**SUPPLIED RECORDS:**
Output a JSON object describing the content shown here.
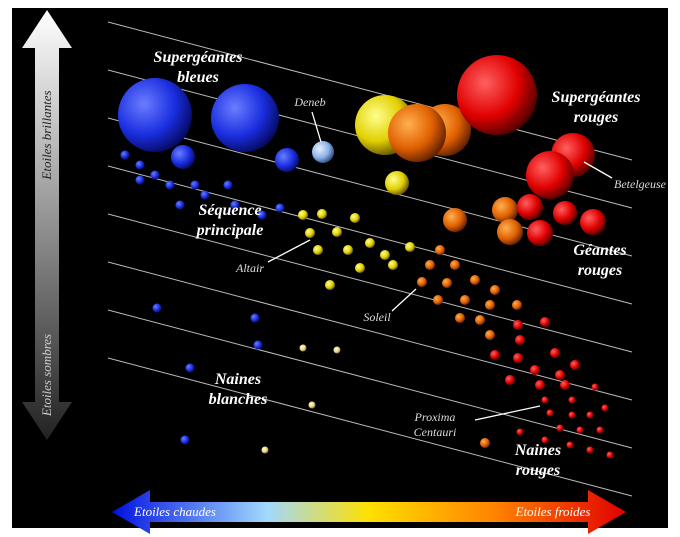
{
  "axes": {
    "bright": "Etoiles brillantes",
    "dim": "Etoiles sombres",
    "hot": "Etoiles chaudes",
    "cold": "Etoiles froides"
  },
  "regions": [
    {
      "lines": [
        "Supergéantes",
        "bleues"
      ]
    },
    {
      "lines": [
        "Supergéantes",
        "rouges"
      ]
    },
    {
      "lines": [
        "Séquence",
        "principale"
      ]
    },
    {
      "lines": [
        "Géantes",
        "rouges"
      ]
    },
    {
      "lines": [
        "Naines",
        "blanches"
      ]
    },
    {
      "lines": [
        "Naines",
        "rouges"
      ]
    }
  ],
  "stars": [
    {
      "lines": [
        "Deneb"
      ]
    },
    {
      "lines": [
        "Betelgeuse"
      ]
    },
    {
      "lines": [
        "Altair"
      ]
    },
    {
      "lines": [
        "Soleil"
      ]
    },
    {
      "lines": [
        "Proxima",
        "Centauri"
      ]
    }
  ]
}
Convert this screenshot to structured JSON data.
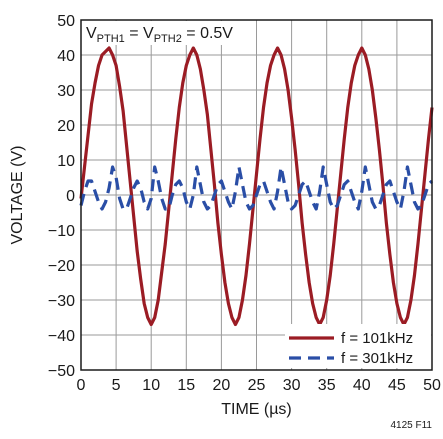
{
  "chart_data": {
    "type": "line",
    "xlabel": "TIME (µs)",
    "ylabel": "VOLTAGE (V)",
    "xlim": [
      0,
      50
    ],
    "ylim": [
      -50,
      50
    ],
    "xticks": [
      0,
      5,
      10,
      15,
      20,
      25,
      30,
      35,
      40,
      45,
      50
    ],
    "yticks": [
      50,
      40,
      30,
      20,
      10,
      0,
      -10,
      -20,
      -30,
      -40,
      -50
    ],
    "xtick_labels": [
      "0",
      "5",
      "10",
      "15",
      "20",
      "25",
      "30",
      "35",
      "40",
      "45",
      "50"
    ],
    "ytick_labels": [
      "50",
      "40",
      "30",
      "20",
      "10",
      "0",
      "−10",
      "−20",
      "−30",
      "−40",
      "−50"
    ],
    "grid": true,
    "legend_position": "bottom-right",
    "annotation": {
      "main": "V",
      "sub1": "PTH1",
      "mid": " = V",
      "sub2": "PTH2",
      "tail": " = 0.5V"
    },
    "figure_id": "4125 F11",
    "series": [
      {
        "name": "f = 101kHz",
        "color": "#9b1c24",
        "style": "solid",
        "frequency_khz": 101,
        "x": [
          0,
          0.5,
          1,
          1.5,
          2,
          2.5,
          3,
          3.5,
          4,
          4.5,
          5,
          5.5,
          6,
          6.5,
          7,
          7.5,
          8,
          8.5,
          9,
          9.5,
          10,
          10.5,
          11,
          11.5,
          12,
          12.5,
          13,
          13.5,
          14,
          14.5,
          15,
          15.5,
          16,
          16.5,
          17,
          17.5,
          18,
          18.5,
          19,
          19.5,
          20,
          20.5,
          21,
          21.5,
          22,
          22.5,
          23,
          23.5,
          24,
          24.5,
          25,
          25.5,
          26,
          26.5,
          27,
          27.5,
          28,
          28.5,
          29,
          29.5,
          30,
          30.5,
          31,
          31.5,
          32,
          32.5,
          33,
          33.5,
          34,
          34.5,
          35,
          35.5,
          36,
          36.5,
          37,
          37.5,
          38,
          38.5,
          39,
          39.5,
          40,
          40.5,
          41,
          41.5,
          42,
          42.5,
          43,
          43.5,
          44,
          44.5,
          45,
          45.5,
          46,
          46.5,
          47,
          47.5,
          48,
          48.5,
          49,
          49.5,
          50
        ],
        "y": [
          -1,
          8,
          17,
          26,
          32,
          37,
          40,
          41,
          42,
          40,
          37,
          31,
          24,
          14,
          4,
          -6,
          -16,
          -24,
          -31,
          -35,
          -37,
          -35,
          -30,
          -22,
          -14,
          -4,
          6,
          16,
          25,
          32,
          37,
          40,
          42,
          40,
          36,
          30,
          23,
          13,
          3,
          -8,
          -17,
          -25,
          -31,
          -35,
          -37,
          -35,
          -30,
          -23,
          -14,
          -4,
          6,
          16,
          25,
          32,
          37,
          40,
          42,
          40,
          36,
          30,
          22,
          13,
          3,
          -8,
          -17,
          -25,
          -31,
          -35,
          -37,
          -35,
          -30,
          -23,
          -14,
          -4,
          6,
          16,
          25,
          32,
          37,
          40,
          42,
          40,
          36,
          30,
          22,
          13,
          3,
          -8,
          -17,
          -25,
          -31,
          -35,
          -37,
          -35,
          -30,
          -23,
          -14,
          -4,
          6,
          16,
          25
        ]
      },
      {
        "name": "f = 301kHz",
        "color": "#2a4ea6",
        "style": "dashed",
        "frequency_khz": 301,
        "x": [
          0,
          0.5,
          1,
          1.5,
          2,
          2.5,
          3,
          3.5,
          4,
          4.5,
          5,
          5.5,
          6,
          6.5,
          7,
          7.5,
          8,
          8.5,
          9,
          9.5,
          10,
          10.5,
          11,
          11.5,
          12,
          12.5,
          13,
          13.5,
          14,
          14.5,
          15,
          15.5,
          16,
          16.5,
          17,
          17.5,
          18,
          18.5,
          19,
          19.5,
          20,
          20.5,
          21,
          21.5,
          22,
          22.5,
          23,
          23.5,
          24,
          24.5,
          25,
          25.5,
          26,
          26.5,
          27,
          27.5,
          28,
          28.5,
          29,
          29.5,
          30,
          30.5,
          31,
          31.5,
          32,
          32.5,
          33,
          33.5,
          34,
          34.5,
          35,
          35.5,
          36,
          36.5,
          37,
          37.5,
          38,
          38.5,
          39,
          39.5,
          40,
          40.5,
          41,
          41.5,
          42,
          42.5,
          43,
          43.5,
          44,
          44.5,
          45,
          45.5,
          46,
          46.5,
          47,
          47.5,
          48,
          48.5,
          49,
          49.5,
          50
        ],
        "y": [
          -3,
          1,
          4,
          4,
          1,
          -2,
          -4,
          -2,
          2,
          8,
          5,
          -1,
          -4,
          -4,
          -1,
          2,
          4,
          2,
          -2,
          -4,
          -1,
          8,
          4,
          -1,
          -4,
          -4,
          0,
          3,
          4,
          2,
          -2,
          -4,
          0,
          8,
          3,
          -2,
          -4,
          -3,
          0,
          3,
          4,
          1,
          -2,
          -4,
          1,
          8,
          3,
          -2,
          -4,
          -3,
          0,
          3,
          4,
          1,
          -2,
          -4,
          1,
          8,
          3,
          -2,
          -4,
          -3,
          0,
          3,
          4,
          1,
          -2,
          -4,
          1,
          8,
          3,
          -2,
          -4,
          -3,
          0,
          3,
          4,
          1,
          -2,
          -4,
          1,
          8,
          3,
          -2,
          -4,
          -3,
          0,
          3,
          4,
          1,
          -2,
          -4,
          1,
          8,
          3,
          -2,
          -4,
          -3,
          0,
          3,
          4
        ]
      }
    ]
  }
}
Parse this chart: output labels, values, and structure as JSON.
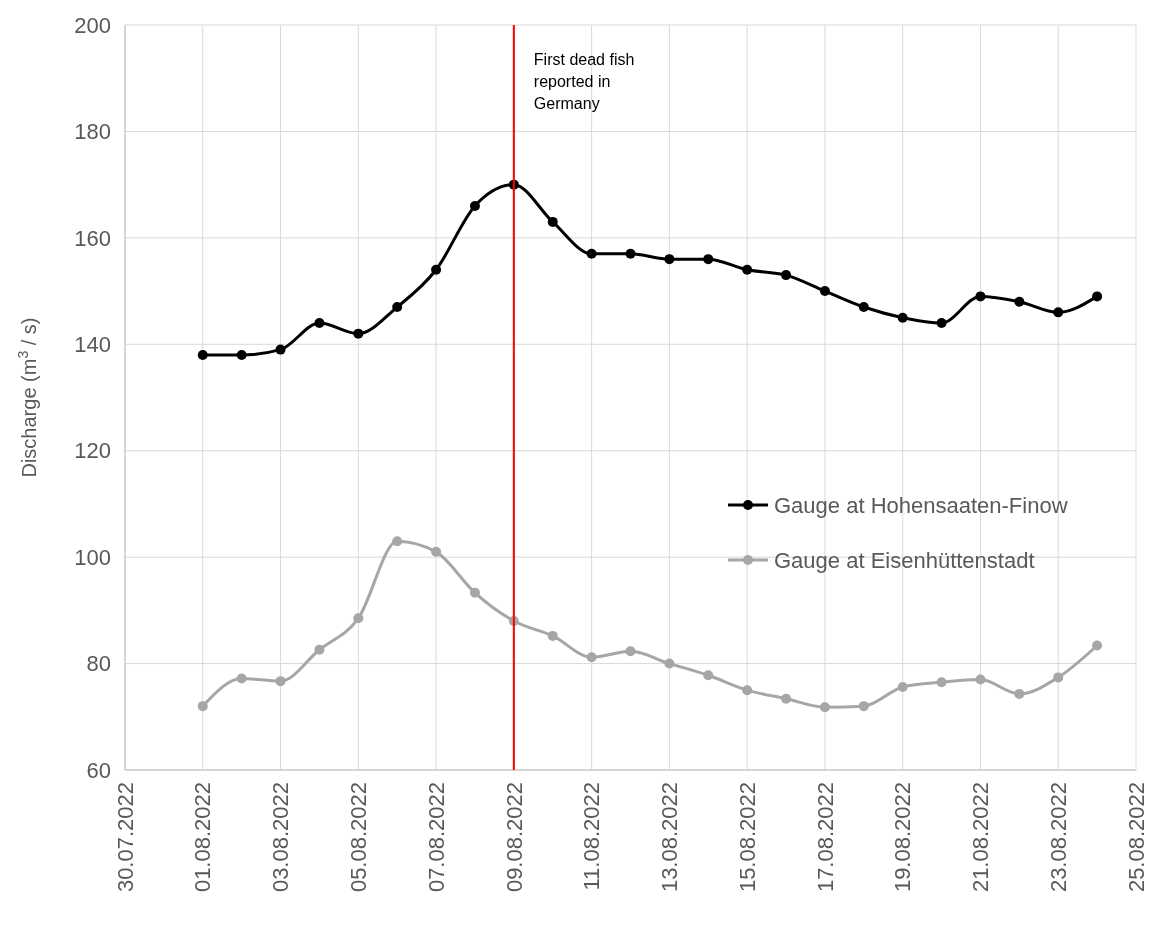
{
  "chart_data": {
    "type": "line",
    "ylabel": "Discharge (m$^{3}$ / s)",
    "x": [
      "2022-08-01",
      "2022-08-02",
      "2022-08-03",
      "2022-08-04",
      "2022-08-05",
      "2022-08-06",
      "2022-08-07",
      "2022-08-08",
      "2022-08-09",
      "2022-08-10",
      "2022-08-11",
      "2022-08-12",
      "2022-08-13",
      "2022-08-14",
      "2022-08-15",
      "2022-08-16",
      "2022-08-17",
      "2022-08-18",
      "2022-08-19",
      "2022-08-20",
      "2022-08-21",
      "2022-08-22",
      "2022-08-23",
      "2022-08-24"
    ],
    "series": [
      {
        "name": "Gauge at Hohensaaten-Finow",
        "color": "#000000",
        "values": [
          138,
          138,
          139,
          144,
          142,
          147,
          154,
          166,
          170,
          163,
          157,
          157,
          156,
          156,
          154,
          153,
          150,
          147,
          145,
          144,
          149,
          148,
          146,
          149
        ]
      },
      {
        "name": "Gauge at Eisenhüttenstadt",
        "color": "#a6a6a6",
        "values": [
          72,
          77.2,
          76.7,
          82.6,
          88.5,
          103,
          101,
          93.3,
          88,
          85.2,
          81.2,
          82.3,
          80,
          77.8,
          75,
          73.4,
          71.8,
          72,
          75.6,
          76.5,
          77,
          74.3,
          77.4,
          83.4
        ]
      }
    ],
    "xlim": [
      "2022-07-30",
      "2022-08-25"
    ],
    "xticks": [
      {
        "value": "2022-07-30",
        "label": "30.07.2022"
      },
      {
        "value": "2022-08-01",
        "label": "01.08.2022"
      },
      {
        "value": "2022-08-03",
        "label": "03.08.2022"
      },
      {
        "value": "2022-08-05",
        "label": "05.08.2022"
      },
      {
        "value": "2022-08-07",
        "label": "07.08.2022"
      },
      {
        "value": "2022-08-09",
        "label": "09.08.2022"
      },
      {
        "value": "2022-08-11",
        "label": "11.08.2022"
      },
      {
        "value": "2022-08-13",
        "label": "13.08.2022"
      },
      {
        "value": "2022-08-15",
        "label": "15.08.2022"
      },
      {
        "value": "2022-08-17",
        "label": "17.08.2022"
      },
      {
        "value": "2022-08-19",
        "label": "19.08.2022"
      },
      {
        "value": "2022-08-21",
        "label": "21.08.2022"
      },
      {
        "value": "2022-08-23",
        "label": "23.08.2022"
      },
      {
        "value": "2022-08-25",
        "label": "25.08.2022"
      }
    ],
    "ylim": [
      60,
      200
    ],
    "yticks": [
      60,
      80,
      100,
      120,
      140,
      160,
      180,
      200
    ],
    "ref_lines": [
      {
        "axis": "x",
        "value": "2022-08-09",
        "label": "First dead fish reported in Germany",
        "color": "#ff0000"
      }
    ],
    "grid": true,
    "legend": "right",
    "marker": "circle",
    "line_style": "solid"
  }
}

**WHAT THE TASK REQUIRES:** Copy whichever lines in the listing above contain the word "name".

**REPLY:**
        "name": "f = 101kHz",
        "name": "f = 301kHz",
        "name": "Gauge at Hohensaaten-Finow",
        "name": "Gauge at Eisenhüttenstadt",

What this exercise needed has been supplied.